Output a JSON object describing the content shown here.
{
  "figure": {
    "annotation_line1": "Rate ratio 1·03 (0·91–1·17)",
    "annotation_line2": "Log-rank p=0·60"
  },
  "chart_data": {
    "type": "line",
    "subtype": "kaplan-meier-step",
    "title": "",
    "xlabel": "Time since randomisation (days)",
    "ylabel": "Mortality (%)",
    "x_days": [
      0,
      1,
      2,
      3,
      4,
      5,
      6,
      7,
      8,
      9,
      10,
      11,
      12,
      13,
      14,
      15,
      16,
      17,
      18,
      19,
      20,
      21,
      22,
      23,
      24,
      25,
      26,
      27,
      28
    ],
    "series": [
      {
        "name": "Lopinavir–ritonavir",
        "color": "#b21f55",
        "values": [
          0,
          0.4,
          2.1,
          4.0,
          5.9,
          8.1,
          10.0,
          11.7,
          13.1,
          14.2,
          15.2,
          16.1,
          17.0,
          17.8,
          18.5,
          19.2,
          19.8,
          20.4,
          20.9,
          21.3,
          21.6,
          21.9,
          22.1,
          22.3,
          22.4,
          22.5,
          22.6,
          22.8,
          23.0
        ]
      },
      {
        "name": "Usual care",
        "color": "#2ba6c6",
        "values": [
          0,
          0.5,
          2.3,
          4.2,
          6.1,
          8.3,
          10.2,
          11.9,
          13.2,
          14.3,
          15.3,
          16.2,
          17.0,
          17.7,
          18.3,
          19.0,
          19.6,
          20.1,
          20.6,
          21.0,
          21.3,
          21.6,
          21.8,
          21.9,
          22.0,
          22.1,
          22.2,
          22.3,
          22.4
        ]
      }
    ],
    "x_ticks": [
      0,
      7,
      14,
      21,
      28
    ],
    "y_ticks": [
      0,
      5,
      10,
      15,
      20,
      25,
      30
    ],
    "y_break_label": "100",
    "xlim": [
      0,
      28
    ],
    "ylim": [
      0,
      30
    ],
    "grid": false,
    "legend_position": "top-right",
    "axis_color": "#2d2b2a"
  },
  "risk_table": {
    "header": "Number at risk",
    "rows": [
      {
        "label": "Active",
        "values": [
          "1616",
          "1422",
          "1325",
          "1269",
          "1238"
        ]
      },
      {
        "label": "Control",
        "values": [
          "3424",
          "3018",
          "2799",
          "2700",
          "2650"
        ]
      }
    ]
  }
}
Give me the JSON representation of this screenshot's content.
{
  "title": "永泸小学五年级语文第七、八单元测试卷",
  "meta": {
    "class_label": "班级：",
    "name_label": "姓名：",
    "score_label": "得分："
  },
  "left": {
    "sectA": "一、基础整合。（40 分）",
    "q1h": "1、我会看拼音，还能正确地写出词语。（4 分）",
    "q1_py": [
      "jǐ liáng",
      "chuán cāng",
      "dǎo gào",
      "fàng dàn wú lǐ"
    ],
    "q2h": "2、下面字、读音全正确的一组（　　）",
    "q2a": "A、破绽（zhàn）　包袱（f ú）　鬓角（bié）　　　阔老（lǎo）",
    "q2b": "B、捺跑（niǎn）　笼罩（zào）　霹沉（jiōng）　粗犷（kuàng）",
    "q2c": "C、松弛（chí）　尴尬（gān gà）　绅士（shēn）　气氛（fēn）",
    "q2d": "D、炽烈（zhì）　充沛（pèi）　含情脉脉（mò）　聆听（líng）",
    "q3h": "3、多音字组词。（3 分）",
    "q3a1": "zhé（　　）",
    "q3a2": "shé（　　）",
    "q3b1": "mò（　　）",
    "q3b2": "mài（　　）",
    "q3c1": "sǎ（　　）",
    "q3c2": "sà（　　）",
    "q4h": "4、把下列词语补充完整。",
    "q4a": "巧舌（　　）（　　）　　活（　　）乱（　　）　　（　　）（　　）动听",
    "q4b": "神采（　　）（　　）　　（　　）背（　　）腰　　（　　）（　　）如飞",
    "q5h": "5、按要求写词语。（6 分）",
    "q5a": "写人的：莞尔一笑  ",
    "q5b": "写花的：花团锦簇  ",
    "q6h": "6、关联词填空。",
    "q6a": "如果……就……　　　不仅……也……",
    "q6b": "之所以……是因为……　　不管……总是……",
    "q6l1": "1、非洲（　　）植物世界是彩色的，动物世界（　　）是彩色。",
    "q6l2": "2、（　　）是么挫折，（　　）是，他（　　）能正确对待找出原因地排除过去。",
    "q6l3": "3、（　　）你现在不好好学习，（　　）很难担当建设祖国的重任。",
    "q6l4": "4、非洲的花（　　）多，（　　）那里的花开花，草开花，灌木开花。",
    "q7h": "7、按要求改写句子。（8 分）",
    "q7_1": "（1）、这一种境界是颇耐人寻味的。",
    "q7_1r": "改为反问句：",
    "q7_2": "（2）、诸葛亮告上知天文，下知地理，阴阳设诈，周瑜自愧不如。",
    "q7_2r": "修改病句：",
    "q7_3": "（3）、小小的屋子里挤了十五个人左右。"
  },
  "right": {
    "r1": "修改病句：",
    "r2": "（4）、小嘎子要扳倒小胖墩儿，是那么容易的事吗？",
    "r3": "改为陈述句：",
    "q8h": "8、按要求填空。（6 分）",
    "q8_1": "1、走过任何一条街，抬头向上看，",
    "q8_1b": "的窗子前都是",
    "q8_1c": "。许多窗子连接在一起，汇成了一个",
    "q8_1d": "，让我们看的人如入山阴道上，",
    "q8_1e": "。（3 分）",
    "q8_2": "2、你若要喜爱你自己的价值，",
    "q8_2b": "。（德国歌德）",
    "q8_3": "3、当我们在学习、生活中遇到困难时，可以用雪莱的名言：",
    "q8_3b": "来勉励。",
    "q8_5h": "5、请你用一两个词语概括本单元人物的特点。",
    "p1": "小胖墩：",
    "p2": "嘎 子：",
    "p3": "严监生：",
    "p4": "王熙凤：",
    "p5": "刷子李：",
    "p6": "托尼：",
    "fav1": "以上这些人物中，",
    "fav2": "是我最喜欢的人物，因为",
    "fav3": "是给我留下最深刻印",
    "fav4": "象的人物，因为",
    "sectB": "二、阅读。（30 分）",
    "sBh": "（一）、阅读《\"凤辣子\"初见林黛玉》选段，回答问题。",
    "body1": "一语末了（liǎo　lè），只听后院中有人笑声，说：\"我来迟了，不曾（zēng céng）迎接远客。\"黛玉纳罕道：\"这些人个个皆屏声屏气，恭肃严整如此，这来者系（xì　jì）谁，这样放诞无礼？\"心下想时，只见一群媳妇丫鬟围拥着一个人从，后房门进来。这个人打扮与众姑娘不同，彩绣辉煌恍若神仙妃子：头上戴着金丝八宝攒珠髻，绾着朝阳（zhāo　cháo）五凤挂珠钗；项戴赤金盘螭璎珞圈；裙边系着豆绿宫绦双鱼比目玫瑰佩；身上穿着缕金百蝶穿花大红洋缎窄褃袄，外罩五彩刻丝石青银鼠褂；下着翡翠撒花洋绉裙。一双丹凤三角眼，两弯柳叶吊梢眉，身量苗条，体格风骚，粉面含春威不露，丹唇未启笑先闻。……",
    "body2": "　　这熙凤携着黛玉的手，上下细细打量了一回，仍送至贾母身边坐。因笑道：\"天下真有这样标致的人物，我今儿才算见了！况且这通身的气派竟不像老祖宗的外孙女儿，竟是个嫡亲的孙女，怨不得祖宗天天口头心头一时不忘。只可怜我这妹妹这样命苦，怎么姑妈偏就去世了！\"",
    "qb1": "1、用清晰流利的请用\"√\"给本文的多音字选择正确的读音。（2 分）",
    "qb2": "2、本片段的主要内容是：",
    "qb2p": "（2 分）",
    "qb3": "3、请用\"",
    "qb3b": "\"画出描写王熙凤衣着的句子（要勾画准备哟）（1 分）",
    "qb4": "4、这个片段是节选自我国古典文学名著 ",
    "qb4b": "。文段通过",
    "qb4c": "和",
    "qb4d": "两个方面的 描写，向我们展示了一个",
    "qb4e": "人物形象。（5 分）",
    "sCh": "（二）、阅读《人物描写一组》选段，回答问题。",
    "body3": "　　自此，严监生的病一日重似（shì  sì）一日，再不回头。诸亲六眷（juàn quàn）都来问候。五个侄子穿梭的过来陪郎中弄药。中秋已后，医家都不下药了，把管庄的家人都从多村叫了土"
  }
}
# # # # # # #
◆ Directive
Collect every line above that contains the word "content".

◆ Answer for this exercise
Output a JSON object describing the content shown here.
Give me the JSON representation of this screenshot's content.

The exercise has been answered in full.